» SHORT EXERCISE: Repeat the records below exactly, leaving out every picture.

(Stored entries)
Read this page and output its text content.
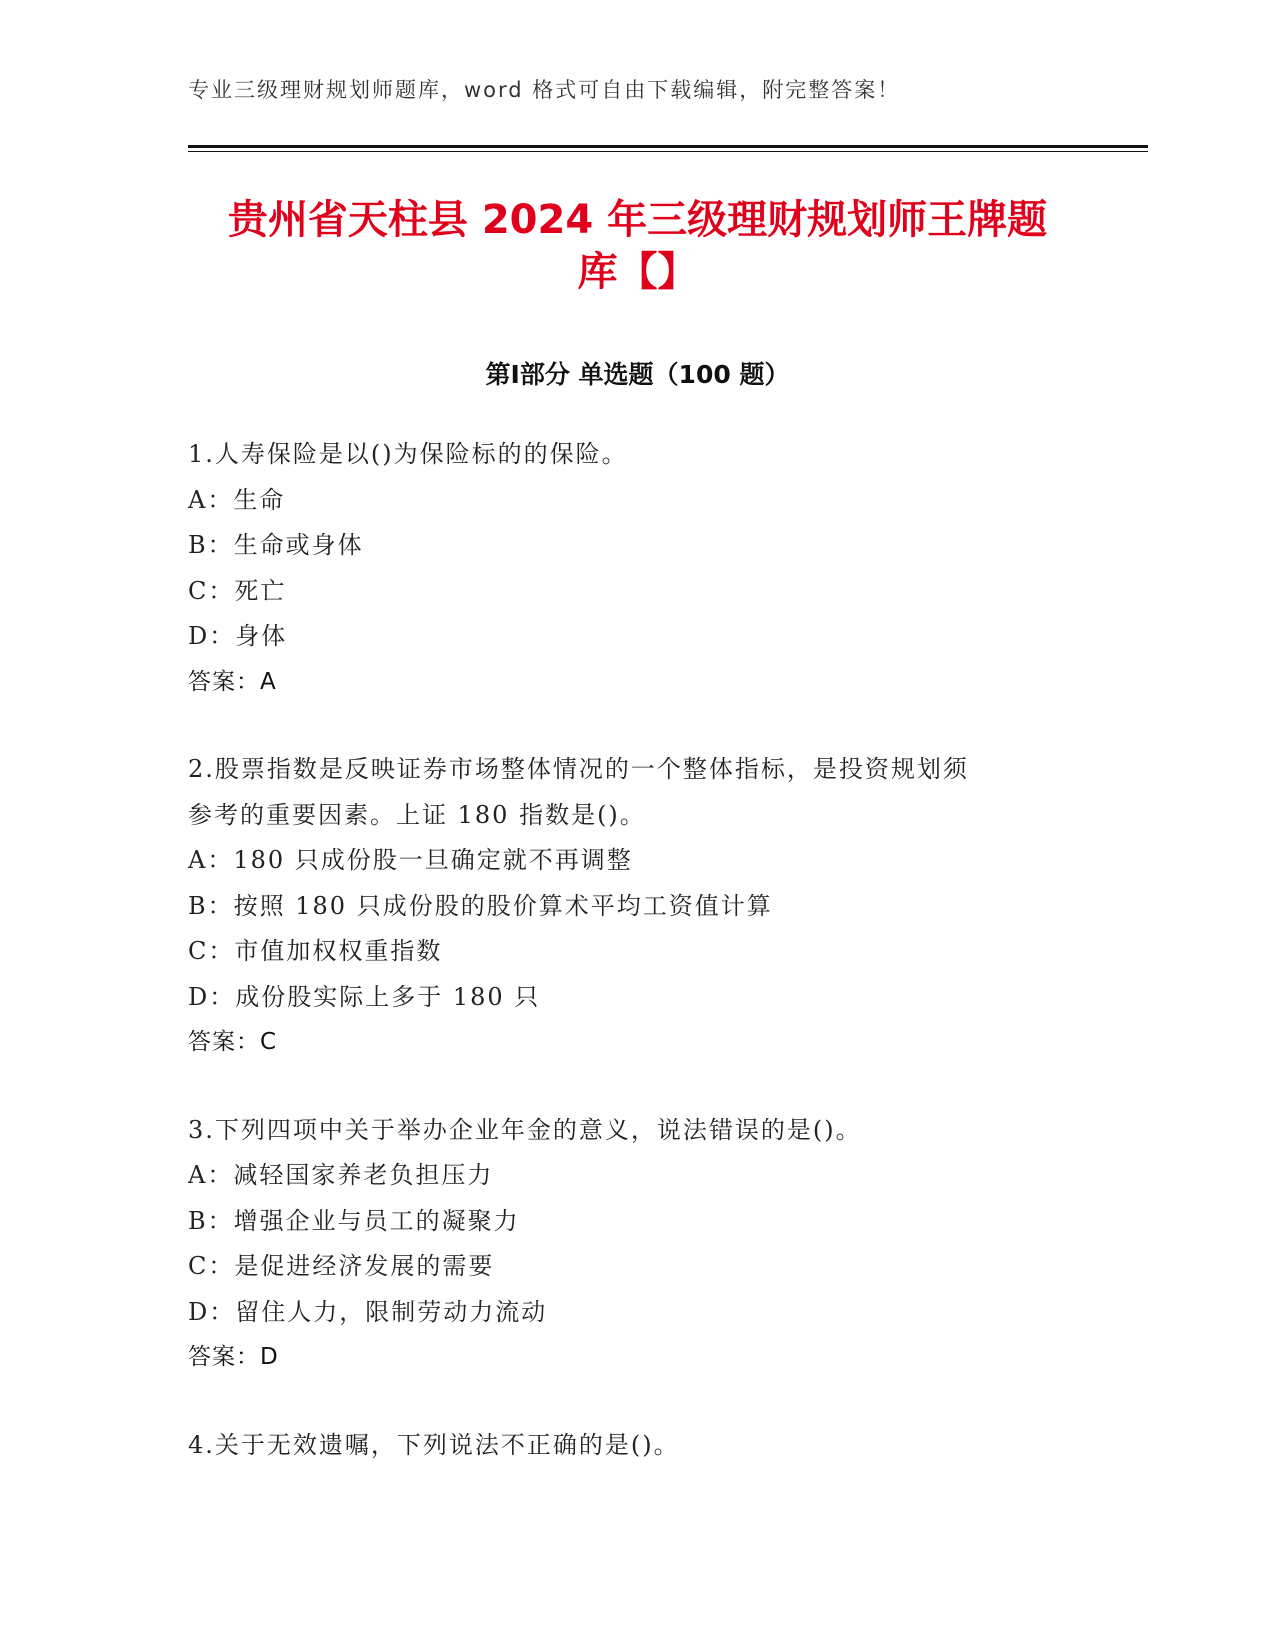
专业三级理财规划师题库，word 格式可自由下载编辑，附完整答案！
贵州省天柱县 2024 年三级理财规划师王牌题
库【】
第Ⅰ部分 单选题（100 题）
1.人寿保险是以()为保险标的的保险。
A：生命
B：生命或身体
C：死亡
D：身体
答案：A
2.股票指数是反映证券市场整体情况的一个整体指标，是投资规划须
参考的重要因素。上证 180 指数是()。
A：180 只成份股一旦确定就不再调整
B：按照 180 只成份股的股价算术平均工资值计算
C：市值加权权重指数
D：成份股实际上多于 180 只
答案：C
3.下列四项中关于举办企业年金的意义，说法错误的是()。
A：减轻国家养老负担压力
B：增强企业与员工的凝聚力
C：是促进经济发展的需要
D：留住人力，限制劳动力流动
答案：D
4.关于无效遗嘱，下列说法不正确的是()。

» SOLVED EXERCISE:
Read this page and output its text content.
专业三级理财规划师题库，word 格式可自由下载编辑，附完整答案！
贵州省天柱县 2024 年三级理财规划师王牌题
库【】
第Ⅰ部分 单选题（100 题）
1.人寿保险是以()为保险标的的保险。
A：生命
B：生命或身体
C：死亡
D：身体
答案：A
2.股票指数是反映证券市场整体情况的一个整体指标，是投资规划须
参考的重要因素。上证 180 指数是()。
A：180 只成份股一旦确定就不再调整
B：按照 180 只成份股的股价算术平均工资值计算
C：市值加权权重指数
D：成份股实际上多于 180 只
答案：C
3.下列四项中关于举办企业年金的意义，说法错误的是()。
A：减轻国家养老负担压力
B：增强企业与员工的凝聚力
C：是促进经济发展的需要
D：留住人力，限制劳动力流动
答案：D
4.关于无效遗嘱，下列说法不正确的是()。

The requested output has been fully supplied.